[Data records Boundary: Start]

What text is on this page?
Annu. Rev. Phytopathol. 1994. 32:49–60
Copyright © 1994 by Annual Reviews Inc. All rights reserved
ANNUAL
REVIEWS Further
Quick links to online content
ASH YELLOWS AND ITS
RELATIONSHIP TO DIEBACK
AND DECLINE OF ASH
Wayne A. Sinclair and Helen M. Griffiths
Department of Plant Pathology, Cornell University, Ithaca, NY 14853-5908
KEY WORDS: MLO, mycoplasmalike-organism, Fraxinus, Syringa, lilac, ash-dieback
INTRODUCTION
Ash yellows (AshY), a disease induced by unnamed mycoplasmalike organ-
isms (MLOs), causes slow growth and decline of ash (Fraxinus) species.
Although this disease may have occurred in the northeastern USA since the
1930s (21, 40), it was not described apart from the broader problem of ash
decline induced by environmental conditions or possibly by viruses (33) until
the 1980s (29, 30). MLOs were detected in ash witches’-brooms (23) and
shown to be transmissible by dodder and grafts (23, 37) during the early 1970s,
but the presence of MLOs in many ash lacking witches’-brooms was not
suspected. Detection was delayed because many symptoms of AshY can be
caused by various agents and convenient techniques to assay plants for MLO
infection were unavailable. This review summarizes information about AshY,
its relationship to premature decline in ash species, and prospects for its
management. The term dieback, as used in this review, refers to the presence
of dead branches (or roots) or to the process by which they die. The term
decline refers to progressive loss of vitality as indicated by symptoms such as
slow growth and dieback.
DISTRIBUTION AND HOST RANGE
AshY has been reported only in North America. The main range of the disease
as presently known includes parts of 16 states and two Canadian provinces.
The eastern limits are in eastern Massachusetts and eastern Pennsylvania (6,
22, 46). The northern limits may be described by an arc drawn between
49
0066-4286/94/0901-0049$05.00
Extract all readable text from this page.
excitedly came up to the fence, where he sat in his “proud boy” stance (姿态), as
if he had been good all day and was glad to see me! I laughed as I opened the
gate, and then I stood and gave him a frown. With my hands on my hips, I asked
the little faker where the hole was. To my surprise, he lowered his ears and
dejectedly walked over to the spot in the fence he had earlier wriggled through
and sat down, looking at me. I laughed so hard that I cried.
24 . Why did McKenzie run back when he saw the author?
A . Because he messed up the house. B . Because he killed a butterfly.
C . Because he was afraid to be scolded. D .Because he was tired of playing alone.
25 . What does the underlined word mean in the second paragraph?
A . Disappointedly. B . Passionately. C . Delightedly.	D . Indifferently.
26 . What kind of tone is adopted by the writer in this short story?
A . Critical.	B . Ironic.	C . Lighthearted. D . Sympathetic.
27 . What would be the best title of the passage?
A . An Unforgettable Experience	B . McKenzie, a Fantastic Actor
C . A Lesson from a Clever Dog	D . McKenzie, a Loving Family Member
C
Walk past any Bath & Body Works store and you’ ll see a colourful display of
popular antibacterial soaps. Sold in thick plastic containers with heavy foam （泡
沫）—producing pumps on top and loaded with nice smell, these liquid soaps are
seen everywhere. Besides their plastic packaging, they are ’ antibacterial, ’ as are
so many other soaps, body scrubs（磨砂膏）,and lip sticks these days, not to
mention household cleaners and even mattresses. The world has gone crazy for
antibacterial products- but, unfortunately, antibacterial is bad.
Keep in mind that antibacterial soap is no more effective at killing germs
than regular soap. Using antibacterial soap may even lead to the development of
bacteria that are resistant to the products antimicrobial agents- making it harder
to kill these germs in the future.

[Data records Boundary: End]

__Task brief__: Show all lines above holding "witches".

__Written answer__:
the 1980s (29, 30). MLOs were detected in ash witches’-brooms (23) and
but the presence of MLOs in many ash lacking witches’-brooms was not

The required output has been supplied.